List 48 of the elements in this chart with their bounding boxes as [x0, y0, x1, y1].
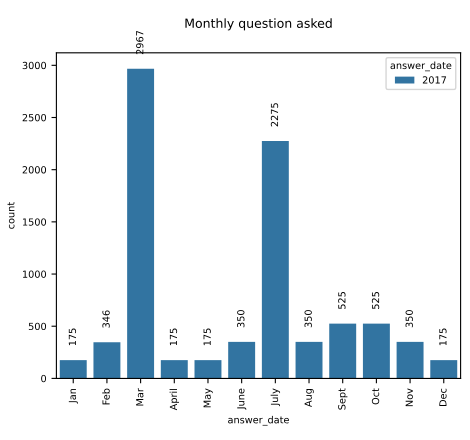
y-tick-label: 0	[41, 374, 46, 382]
x-tick-label: Aug	[304, 389, 314, 408]
bar	[160, 360, 188, 378]
bar	[362, 324, 390, 378]
legend-label: 2017	[422, 76, 446, 84]
bar	[60, 360, 87, 378]
bar	[296, 342, 322, 378]
bar	[194, 360, 222, 378]
y-tick-label: 500	[28, 322, 46, 330]
bar	[262, 140, 289, 378]
x-tick-label: Feb	[102, 388, 110, 404]
data-label: 175	[68, 328, 76, 346]
y-tick-label: 1000	[23, 270, 46, 278]
bar	[396, 342, 424, 378]
bar	[93, 342, 120, 378]
y-tick-label: 1500	[23, 218, 46, 226]
data-label: 525	[338, 292, 346, 309]
y-tick-label: 3000	[22, 62, 46, 70]
x-tick-label: Oct	[372, 388, 380, 404]
data-label: 175	[439, 328, 447, 346]
x-tick-label: May	[204, 388, 213, 408]
x-tick-label: Sept	[338, 388, 348, 410]
x-tick-label: Mar	[136, 388, 144, 406]
x-tick-label: Nov	[406, 388, 413, 406]
data-label: 350	[304, 310, 312, 328]
x-tick-label: July	[270, 388, 280, 406]
bar	[430, 360, 458, 378]
data-label: 2275	[270, 103, 278, 126]
x-axis-title: answer_date	[228, 416, 289, 426]
data-label: 525	[372, 292, 380, 309]
x-tick-label: Jan	[68, 388, 78, 404]
bar	[329, 324, 356, 378]
y-tick-label: 2500	[22, 114, 46, 122]
bar	[127, 68, 154, 378]
x-tick-label: June	[237, 388, 246, 410]
legend-title: answer_date	[390, 62, 452, 72]
data-label: 350	[406, 310, 413, 328]
y-axis-title: count	[8, 202, 14, 229]
data-label: 346	[102, 310, 110, 328]
data-label: 175	[204, 328, 211, 346]
chart-title: Monthly question asked	[185, 18, 332, 30]
y-tick-label: 2000	[22, 166, 46, 174]
data-label: 350	[237, 310, 244, 328]
x-tick-label: Dec	[439, 388, 447, 406]
data-label: 175	[170, 328, 178, 346]
x-tick-label: April	[170, 389, 179, 410]
bar	[228, 342, 256, 378]
data-label: 2967	[136, 30, 144, 54]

—————

--- Exercise instructions ---
Copy the records with "data-label" replaced by "value-label" wherever it occurs and everything else unchanged. Leave the pictures out.

--- Reply ---
List 48 of the elements in this chart with their bounding boxes as [x0, y0, x1, y1].
y-tick-label: 0	[41, 374, 46, 382]
x-tick-label: Aug	[304, 389, 314, 408]
bar	[160, 360, 188, 378]
bar	[362, 324, 390, 378]
legend-label: 2017	[422, 76, 446, 84]
bar	[60, 360, 87, 378]
bar	[296, 342, 322, 378]
bar	[194, 360, 222, 378]
y-tick-label: 500	[28, 322, 46, 330]
bar	[262, 140, 289, 378]
x-tick-label: Feb	[102, 388, 110, 404]
value-label: 175	[68, 328, 76, 346]
y-tick-label: 1000	[23, 270, 46, 278]
bar	[396, 342, 424, 378]
bar	[93, 342, 120, 378]
y-tick-label: 1500	[23, 218, 46, 226]
value-label: 525	[338, 292, 346, 309]
y-tick-label: 3000	[22, 62, 46, 70]
x-tick-label: Oct	[372, 388, 380, 404]
value-label: 175	[439, 328, 447, 346]
x-tick-label: May	[204, 388, 213, 408]
x-tick-label: Sept	[338, 388, 348, 410]
x-tick-label: Mar	[136, 388, 144, 406]
x-tick-label: Nov	[406, 388, 413, 406]
value-label: 350	[304, 310, 312, 328]
x-tick-label: July	[270, 388, 280, 406]
bar	[430, 360, 458, 378]
value-label: 2275	[270, 103, 278, 126]
x-axis-title: answer_date	[228, 416, 289, 426]
value-label: 525	[372, 292, 380, 309]
x-tick-label: Jan	[68, 388, 78, 404]
bar	[329, 324, 356, 378]
y-tick-label: 2500	[22, 114, 46, 122]
bar	[127, 68, 154, 378]
x-tick-label: June	[237, 388, 246, 410]
legend-title: answer_date	[390, 62, 452, 72]
value-label: 350	[406, 310, 413, 328]
y-axis-title: count	[8, 202, 14, 229]
value-label: 346	[102, 310, 110, 328]
value-label: 175	[204, 328, 211, 346]
chart-title: Monthly question asked	[185, 18, 332, 30]
y-tick-label: 2000	[22, 166, 46, 174]
value-label: 350	[237, 310, 244, 328]
x-tick-label: Dec	[439, 388, 447, 406]
value-label: 175	[170, 328, 178, 346]
x-tick-label: April	[170, 389, 179, 410]
bar	[228, 342, 256, 378]
value-label: 2967	[136, 30, 144, 54]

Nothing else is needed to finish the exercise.